[Extracted data entries]
■ ■ ■

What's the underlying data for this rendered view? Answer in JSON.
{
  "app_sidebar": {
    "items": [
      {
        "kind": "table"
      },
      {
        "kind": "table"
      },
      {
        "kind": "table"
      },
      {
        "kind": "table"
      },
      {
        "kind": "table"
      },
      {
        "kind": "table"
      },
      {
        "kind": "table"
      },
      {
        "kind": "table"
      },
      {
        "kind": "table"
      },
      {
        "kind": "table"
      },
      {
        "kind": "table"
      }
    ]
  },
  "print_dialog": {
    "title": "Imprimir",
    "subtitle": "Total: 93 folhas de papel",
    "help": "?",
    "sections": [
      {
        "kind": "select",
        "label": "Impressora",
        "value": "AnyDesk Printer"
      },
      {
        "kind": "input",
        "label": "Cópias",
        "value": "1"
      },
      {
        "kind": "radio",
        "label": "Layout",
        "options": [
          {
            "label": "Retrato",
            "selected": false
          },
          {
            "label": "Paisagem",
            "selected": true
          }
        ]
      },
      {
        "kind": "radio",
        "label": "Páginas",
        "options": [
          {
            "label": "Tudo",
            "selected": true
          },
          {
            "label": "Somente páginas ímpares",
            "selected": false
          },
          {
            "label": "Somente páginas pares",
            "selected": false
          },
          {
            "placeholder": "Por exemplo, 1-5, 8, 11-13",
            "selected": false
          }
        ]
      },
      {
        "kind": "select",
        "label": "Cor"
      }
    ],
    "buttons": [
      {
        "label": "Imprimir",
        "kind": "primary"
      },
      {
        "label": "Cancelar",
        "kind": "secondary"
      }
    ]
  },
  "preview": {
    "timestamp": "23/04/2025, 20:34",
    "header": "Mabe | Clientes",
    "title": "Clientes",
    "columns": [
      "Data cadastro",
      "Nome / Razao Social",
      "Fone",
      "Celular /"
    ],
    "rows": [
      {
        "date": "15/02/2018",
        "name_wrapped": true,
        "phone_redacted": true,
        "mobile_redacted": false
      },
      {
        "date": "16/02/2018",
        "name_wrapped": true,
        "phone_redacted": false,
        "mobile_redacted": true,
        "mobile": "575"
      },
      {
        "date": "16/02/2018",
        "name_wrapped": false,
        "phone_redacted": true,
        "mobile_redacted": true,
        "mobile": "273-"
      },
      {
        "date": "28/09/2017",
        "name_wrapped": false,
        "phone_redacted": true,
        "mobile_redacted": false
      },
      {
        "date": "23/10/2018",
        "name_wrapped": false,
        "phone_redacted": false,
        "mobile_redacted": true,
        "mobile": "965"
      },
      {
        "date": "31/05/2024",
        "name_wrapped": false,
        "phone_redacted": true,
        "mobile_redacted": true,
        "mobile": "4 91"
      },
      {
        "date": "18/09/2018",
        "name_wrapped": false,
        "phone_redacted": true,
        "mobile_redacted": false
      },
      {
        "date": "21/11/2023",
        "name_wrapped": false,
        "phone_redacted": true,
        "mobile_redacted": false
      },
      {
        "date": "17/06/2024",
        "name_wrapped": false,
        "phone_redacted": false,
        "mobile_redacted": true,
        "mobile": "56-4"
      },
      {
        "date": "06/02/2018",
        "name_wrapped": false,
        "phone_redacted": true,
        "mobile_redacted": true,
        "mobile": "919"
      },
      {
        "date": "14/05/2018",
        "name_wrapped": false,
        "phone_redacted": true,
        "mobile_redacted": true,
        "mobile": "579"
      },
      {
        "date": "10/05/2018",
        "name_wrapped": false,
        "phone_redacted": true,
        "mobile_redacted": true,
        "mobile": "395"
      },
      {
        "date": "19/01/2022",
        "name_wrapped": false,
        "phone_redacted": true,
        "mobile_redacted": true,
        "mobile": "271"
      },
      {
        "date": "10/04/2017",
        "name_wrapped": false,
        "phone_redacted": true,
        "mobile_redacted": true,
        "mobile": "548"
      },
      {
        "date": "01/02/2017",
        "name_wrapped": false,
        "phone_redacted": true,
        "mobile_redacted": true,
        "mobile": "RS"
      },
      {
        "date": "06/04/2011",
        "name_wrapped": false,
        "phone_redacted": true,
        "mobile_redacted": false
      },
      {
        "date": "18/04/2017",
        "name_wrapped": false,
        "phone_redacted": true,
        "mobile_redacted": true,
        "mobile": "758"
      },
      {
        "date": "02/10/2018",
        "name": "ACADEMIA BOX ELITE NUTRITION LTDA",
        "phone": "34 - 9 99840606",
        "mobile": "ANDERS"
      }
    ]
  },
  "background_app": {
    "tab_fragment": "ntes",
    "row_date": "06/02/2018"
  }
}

■ ■ ■

Do this: Transcribe all the entries, keeping each one exactly as it is.

Full response:
What's the underlying data for this rendered view? Answer in JSON.
{
  "app_sidebar": {
    "items": [
      {
        "kind": "table"
      },
      {
        "kind": "table"
      },
      {
        "kind": "table"
      },
      {
        "kind": "table"
      },
      {
        "kind": "table"
      },
      {
        "kind": "table"
      },
      {
        "kind": "table"
      },
      {
        "kind": "table"
      },
      {
        "kind": "table"
      },
      {
        "kind": "table"
      },
      {
        "kind": "table"
      }
    ]
  },
  "print_dialog": {
    "title": "Imprimir",
    "subtitle": "Total: 93 folhas de papel",
    "help": "?",
    "sections": [
      {
        "kind": "select",
        "label": "Impressora",
        "value": "AnyDesk Printer"
      },
      {
        "kind": "input",
        "label": "Cópias",
        "value": "1"
      },
      {
        "kind": "radio",
        "label": "Layout",
        "options": [
          {
            "label": "Retrato",
            "selected": false
          },
          {
            "label": "Paisagem",
            "selected": true
          }
        ]
      },
      {
        "kind": "radio",
        "label": "Páginas",
        "options": [
          {
            "label": "Tudo",
            "selected": true
          },
          {
            "label": "Somente páginas ímpares",
            "selected": false
          },
          {
            "label": "Somente páginas pares",
            "selected": false
          },
          {
            "placeholder": "Por exemplo, 1-5, 8, 11-13",
            "selected": false
          }
        ]
      },
      {
        "kind": "select",
        "label": "Cor"
      }
    ],
    "buttons": [
      {
        "label": "Imprimir",
        "kind": "primary"
      },
      {
        "label": "Cancelar",
        "kind": "secondary"
      }
    ]
  },
  "preview": {
    "timestamp": "23/04/2025, 20:34",
    "header": "Mabe | Clientes",
    "title": "Clientes",
    "columns": [
      "Data cadastro",
      "Nome / Razao Social",
      "Fone",
      "Celular /"
    ],
    "rows": [
      {
        "date": "15/02/2018",
        "name_wrapped": true,
        "phone_redacted": true,
        "mobile_redacted": false
      },
      {
        "date": "16/02/2018",
        "name_wrapped": true,
        "phone_redacted": false,
        "mobile_redacted": true,
        "mobile": "575"
      },
      {
        "date": "16/02/2018",
        "name_wrapped": false,
        "phone_redacted": true,
        "mobile_redacted": true,
        "mobile": "273-"
      },
      {
        "date": "28/09/2017",
        "name_wrapped": false,
        "phone_redacted": true,
        "mobile_redacted": false
      },
      {
        "date": "23/10/2018",
        "name_wrapped": false,
        "phone_redacted": false,
        "mobile_redacted": true,
        "mobile": "965"
      },
      {
        "date": "31/05/2024",
        "name_wrapped": false,
        "phone_redacted": true,
        "mobile_redacted": true,
        "mobile": "4 91"
      },
      {
        "date": "18/09/2018",
        "name_wrapped": false,
        "phone_redacted": true,
        "mobile_redacted": false
      },
      {
        "date": "21/11/2023",
        "name_wrapped": false,
        "phone_redacted": true,
        "mobile_redacted": false
      },
      {
        "date": "17/06/2024",
        "name_wrapped": false,
        "phone_redacted": false,
        "mobile_redacted": true,
        "mobile": "56-4"
      },
      {
        "date": "06/02/2018",
        "name_wrapped": false,
        "phone_redacted": true,
        "mobile_redacted": true,
        "mobile": "919"
      },
      {
        "date": "14/05/2018",
        "name_wrapped": false,
        "phone_redacted": true,
        "mobile_redacted": true,
        "mobile": "579"
      },
      {
        "date": "10/05/2018",
        "name_wrapped": false,
        "phone_redacted": true,
        "mobile_redacted": true,
        "mobile": "395"
      },
      {
        "date": "19/01/2022",
        "name_wrapped": false,
        "phone_redacted": true,
        "mobile_redacted": true,
        "mobile": "271"
      },
      {
        "date": "10/04/2017",
        "name_wrapped": false,
        "phone_redacted": true,
        "mobile_redacted": true,
        "mobile": "548"
      },
      {
        "date": "01/02/2017",
        "name_wrapped": false,
        "phone_redacted": true,
        "mobile_redacted": true,
        "mobile": "RS"
      },
      {
        "date": "06/04/2011",
        "name_wrapped": false,
        "phone_redacted": true,
        "mobile_redacted": false
      },
      {
        "date": "18/04/2017",
        "name_wrapped": false,
        "phone_redacted": true,
        "mobile_redacted": true,
        "mobile": "758"
      },
      {
        "date": "02/10/2018",
        "name": "ACADEMIA BOX ELITE NUTRITION LTDA",
        "phone": "34 - 9 99840606",
        "mobile": "ANDERS"
      }
    ]
  },
  "background_app": {
    "tab_fragment": "ntes",
    "row_date": "06/02/2018"
  }
}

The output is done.